To do — Look below. Copy each line that has "mastering" in it.

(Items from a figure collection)
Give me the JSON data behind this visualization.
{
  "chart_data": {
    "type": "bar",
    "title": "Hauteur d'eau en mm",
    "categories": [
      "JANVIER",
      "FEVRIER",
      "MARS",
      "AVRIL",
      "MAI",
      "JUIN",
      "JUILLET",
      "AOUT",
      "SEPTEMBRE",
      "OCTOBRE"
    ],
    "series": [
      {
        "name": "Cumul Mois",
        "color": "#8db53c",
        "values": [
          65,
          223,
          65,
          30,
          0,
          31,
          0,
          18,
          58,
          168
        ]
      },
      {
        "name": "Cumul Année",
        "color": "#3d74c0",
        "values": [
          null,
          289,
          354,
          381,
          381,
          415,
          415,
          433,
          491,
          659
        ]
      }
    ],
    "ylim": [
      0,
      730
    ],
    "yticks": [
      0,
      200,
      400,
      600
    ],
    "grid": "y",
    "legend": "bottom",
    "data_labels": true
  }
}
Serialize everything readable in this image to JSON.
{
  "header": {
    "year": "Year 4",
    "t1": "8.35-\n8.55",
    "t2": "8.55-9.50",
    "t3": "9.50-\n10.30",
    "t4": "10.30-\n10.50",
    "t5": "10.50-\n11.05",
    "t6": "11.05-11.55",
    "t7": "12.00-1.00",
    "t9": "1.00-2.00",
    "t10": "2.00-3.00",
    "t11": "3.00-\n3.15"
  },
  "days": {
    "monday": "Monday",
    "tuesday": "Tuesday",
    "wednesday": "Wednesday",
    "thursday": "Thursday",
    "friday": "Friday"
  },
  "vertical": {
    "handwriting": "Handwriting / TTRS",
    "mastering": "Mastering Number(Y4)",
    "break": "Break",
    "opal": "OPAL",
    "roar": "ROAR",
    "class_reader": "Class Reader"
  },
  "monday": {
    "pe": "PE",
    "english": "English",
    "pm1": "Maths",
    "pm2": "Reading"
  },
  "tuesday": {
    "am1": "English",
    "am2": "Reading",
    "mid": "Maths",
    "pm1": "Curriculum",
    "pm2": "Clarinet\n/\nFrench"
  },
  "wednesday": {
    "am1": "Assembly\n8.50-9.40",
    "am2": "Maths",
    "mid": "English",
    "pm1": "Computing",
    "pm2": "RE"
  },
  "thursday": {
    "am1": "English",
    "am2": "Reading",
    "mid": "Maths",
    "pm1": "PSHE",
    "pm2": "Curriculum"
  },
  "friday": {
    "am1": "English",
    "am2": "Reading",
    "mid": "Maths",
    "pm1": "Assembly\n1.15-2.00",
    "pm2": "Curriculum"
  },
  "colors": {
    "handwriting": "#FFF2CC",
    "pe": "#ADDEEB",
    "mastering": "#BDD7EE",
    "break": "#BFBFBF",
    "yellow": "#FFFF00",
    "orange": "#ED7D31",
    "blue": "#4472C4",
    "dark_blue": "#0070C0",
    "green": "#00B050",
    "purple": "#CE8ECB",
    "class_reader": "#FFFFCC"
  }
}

Result for this exercise —
    "mastering": "Mastering Number(Y4)",
    "mastering": "#BDD7EE",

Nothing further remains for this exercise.